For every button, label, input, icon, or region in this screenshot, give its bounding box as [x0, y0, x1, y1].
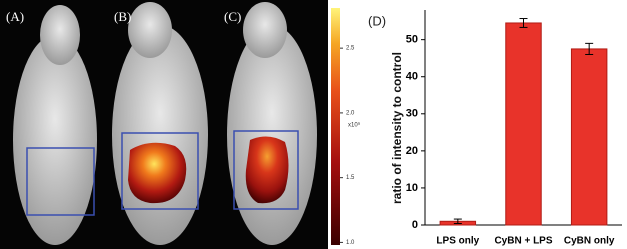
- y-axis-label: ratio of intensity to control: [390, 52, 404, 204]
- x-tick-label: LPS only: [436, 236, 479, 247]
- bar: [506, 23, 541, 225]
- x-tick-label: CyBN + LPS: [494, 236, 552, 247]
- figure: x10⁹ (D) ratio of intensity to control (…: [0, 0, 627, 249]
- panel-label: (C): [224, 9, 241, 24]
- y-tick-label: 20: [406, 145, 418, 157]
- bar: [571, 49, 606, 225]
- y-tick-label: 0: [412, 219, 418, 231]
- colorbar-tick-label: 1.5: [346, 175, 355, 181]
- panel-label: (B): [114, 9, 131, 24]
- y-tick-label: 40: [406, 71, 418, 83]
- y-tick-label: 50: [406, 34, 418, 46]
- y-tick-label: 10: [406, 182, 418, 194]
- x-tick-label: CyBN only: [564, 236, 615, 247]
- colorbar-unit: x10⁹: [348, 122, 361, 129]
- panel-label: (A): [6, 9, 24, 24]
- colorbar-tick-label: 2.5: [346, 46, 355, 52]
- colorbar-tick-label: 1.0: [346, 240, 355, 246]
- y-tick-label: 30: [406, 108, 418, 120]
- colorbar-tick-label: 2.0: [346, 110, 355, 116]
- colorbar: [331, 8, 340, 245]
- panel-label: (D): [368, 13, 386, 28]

--

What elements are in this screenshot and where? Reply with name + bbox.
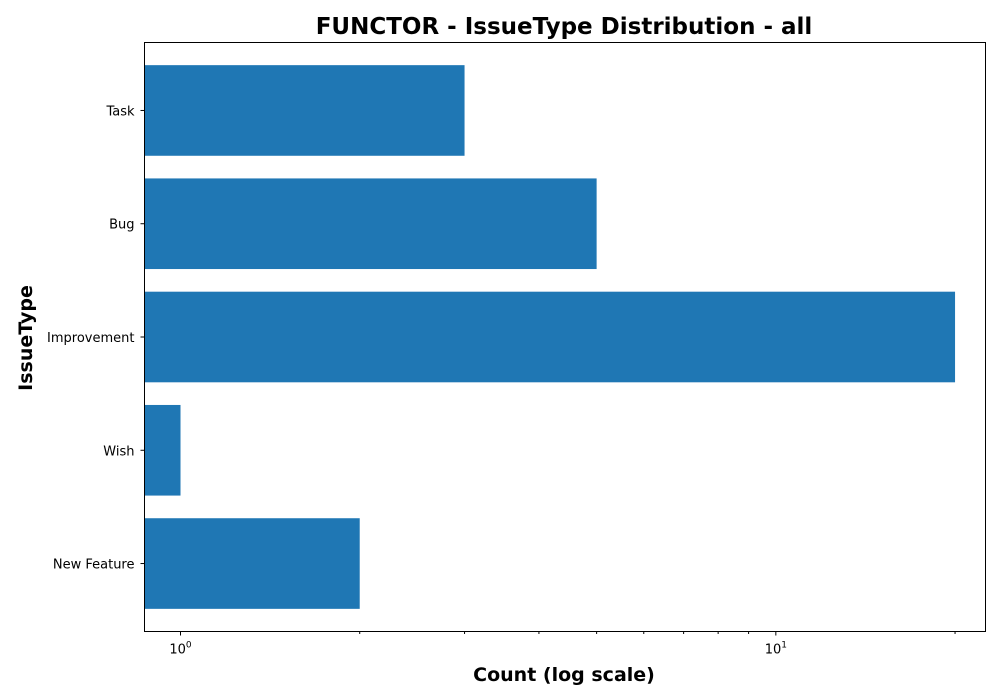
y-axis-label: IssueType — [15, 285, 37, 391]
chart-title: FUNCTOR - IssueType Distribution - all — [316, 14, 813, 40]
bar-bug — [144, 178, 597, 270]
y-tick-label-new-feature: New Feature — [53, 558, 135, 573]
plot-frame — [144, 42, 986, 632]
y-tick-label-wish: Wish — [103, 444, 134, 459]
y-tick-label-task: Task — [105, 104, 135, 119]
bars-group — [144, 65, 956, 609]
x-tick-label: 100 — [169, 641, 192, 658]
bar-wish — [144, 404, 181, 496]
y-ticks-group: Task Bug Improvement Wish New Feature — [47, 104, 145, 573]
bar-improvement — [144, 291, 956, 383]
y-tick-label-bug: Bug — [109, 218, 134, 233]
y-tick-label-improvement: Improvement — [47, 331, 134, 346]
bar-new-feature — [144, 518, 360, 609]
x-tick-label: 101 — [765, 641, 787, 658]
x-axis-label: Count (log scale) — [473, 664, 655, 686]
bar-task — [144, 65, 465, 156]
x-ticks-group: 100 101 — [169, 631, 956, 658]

TASK STATEMENT:
Reproduce the rows verbatim, starting with the line that contains "y-axis-label: IssueType — [15, 285, 37, 391]" and ending with the line that contains "y-ticks-group: Task Bug", including both of those lines.

SOLUTION FOR THIS PROBLEM:
y-axis-label: IssueType — [15, 285, 37, 391]
chart-title: FUNCTOR - IssueType Distribution - all — [316, 14, 813, 40]
bar-bug — [144, 178, 597, 270]
y-tick-label-new-feature: New Feature — [53, 558, 135, 573]
plot-frame — [144, 42, 986, 632]
y-tick-label-wish: Wish — [103, 444, 134, 459]
y-tick-label-task: Task — [105, 104, 135, 119]
bars-group — [144, 65, 956, 609]
x-tick-label: 100 — [169, 641, 192, 658]
bar-wish — [144, 404, 181, 496]
y-ticks-group: Task Bug Improvement Wish New Feature — [47, 104, 145, 573]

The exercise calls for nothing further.